▸ **Set problem**: Please reproduce the material below with each "matrix-rain-column" switched to "code-rain-column", leaving everything else unchanged.
━━━━━ Material to process
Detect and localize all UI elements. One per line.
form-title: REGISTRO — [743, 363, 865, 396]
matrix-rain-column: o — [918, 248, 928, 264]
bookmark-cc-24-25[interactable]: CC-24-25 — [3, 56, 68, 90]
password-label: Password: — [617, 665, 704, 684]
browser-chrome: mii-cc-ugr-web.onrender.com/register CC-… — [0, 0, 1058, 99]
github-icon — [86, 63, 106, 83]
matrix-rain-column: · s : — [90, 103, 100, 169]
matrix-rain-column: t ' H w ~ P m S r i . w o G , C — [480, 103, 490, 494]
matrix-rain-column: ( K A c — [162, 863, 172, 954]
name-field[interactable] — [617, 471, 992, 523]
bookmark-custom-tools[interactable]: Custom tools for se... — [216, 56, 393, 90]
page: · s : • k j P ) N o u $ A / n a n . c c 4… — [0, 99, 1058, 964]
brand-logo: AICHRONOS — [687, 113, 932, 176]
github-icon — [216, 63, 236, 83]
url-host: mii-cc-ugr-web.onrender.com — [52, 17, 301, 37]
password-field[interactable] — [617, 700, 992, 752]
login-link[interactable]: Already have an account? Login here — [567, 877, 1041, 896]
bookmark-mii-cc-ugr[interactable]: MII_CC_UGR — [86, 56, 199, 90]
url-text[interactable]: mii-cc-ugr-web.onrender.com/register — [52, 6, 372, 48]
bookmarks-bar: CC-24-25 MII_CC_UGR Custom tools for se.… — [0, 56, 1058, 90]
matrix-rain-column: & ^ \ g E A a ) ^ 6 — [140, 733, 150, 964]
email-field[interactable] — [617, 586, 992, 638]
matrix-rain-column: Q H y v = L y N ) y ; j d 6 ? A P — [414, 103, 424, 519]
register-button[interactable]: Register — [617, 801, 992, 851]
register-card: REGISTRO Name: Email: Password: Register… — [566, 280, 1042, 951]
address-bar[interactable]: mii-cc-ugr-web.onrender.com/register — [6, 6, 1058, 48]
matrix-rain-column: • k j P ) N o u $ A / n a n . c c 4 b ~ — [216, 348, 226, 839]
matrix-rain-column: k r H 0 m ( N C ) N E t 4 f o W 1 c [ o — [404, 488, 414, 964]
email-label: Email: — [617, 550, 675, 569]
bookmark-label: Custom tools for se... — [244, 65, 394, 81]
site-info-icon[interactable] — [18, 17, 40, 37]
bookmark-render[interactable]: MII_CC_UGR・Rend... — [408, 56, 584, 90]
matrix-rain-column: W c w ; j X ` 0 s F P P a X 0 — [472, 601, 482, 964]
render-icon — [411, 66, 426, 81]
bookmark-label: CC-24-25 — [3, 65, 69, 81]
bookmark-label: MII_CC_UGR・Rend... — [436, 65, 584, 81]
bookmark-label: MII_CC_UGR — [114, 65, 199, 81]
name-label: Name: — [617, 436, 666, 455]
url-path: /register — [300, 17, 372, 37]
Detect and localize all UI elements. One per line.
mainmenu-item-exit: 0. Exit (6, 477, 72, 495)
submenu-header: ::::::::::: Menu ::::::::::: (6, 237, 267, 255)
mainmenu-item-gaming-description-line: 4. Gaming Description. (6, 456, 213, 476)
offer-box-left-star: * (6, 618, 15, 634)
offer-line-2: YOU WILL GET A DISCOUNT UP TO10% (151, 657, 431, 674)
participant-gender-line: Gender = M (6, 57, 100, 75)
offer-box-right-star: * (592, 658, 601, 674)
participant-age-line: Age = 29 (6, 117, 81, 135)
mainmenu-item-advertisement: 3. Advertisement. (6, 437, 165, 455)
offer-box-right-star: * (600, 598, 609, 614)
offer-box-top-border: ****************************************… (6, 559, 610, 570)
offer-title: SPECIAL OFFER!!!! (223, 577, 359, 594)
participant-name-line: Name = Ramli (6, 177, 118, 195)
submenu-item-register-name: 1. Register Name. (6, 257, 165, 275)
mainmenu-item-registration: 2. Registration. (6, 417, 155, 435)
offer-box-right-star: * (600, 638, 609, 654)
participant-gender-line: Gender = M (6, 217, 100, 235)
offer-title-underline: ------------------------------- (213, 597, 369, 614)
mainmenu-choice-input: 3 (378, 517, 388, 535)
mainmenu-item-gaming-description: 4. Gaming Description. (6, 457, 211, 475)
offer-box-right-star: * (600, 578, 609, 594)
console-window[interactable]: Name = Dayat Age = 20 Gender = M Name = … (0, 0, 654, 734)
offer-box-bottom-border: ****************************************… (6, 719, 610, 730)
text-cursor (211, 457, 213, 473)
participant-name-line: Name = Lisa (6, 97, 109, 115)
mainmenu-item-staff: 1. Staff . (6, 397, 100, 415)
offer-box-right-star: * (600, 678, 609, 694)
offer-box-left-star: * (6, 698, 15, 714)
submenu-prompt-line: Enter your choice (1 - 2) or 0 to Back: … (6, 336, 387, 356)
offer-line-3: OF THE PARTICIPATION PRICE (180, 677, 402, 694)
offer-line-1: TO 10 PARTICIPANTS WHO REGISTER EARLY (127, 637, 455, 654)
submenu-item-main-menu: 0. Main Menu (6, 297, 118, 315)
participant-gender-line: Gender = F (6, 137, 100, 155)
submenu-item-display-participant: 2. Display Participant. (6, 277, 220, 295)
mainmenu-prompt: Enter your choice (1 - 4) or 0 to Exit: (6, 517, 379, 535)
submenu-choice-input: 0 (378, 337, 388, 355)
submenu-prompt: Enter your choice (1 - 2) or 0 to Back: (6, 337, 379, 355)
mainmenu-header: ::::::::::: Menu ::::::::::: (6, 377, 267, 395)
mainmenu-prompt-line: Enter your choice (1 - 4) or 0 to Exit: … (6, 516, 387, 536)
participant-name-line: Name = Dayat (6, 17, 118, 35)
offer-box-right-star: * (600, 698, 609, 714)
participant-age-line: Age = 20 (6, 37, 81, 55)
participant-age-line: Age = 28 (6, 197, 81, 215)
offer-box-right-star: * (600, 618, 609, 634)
━━━━━━━━━━
▸ **Correct answer**:
Detect and localize all UI elements. One per line.
form-title: REGISTRO — [743, 363, 865, 396]
code-rain-column: o — [918, 248, 928, 264]
bookmark-cc-24-25[interactable]: CC-24-25 — [3, 56, 68, 90]
password-label: Password: — [617, 665, 704, 684]
browser-chrome: mii-cc-ugr-web.onrender.com/register CC-… — [0, 0, 1058, 99]
github-icon — [86, 63, 106, 83]
code-rain-column: · s : — [90, 103, 100, 169]
code-rain-column: t ' H w ~ P m S r i . w o G , C — [480, 103, 490, 494]
code-rain-column: ( K A c — [162, 863, 172, 954]
name-field[interactable] — [617, 471, 992, 523]
bookmark-custom-tools[interactable]: Custom tools for se... — [216, 56, 393, 90]
page: · s : • k j P ) N o u $ A / n a n . c c 4… — [0, 99, 1058, 964]
brand-logo: AICHRONOS — [687, 113, 932, 176]
github-icon — [216, 63, 236, 83]
url-host: mii-cc-ugr-web.onrender.com — [52, 17, 301, 37]
password-field[interactable] — [617, 700, 992, 752]
login-link[interactable]: Already have an account? Login here — [567, 877, 1041, 896]
bookmark-mii-cc-ugr[interactable]: MII_CC_UGR — [86, 56, 199, 90]
url-text[interactable]: mii-cc-ugr-web.onrender.com/register — [52, 6, 372, 48]
bookmarks-bar: CC-24-25 MII_CC_UGR Custom tools for se.… — [0, 56, 1058, 90]
code-rain-column: & ^ \ g E A a ) ^ 6 — [140, 733, 150, 964]
email-field[interactable] — [617, 586, 992, 638]
code-rain-column: Q H y v = L y N ) y ; j d 6 ? A P — [414, 103, 424, 519]
register-button[interactable]: Register — [617, 801, 992, 851]
register-card: REGISTRO Name: Email: Password: Register… — [566, 280, 1042, 951]
address-bar[interactable]: mii-cc-ugr-web.onrender.com/register — [6, 6, 1058, 48]
code-rain-column: • k j P ) N o u $ A / n a n . c c 4 b ~ — [216, 348, 226, 839]
code-rain-column: k r H 0 m ( N C ) N E t 4 f o W 1 c [ o — [404, 488, 414, 964]
email-label: Email: — [617, 550, 675, 569]
bookmark-label: Custom tools for se... — [244, 65, 394, 81]
site-info-icon[interactable] — [18, 17, 40, 37]
bookmark-render[interactable]: MII_CC_UGR・Rend... — [408, 56, 584, 90]
code-rain-column: W c w ; j X ` 0 s F P P a X 0 — [472, 601, 482, 964]
render-icon — [411, 66, 426, 81]
bookmark-label: CC-24-25 — [3, 65, 69, 81]
bookmark-label: MII_CC_UGR・Rend... — [436, 65, 584, 81]
bookmark-label: MII_CC_UGR — [114, 65, 199, 81]
name-label: Name: — [617, 436, 666, 455]
url-path: /register — [300, 17, 372, 37]
Detect and localize all UI elements. One per line.
mainmenu-item-exit: 0. Exit (6, 477, 72, 495)
submenu-header: ::::::::::: Menu ::::::::::: (6, 237, 267, 255)
mainmenu-item-gaming-description-line: 4. Gaming Description. (6, 456, 213, 476)
offer-box-left-star: * (6, 618, 15, 634)
offer-line-2: YOU WILL GET A DISCOUNT UP TO10% (151, 657, 431, 674)
participant-gender-line: Gender = M (6, 57, 100, 75)
offer-box-right-star: * (592, 658, 601, 674)
participant-age-line: Age = 29 (6, 117, 81, 135)
mainmenu-item-advertisement: 3. Advertisement. (6, 437, 165, 455)
offer-box-right-star: * (600, 598, 609, 614)
offer-box-top-border: ****************************************… (6, 559, 610, 570)
offer-title: SPECIAL OFFER!!!! (223, 577, 359, 594)
participant-name-line: Name = Ramli (6, 177, 118, 195)
submenu-item-register-name: 1. Register Name. (6, 257, 165, 275)
mainmenu-item-registration: 2. Registration. (6, 417, 155, 435)
offer-box-right-star: * (600, 638, 609, 654)
participant-gender-line: Gender = M (6, 217, 100, 235)
offer-title-underline: ------------------------------- (213, 597, 369, 614)
mainmenu-choice-input: 3 (378, 517, 388, 535)
mainmenu-item-gaming-description: 4. Gaming Description. (6, 457, 211, 475)
offer-box-right-star: * (600, 578, 609, 594)
console-window[interactable]: Name = Dayat Age = 20 Gender = M Name = … (0, 0, 654, 734)
offer-box-bottom-border: ****************************************… (6, 719, 610, 730)
text-cursor (211, 457, 213, 473)
participant-name-line: Name = Lisa (6, 97, 109, 115)
mainmenu-item-staff: 1. Staff . (6, 397, 100, 415)
offer-box-right-star: * (600, 678, 609, 694)
offer-box-left-star: * (6, 698, 15, 714)
submenu-prompt-line: Enter your choice (1 - 2) or 0 to Back: … (6, 336, 387, 356)
offer-line-3: OF THE PARTICIPATION PRICE (180, 677, 402, 694)
offer-line-1: TO 10 PARTICIPANTS WHO REGISTER EARLY (127, 637, 455, 654)
submenu-item-main-menu: 0. Main Menu (6, 297, 118, 315)
participant-gender-line: Gender = F (6, 137, 100, 155)
submenu-item-display-participant: 2. Display Participant. (6, 277, 220, 295)
mainmenu-prompt: Enter your choice (1 - 4) or 0 to Exit: (6, 517, 379, 535)
submenu-choice-input: 0 (378, 337, 388, 355)
submenu-prompt: Enter your choice (1 - 2) or 0 to Back: (6, 337, 379, 355)
mainmenu-header: ::::::::::: Menu ::::::::::: (6, 377, 267, 395)
mainmenu-prompt-line: Enter your choice (1 - 4) or 0 to Exit: … (6, 516, 387, 536)
participant-name-line: Name = Dayat (6, 17, 118, 35)
offer-box-right-star: * (600, 698, 609, 714)
participant-age-line: Age = 20 (6, 37, 81, 55)
participant-age-line: Age = 28 (6, 197, 81, 215)
offer-box-right-star: * (600, 618, 609, 634)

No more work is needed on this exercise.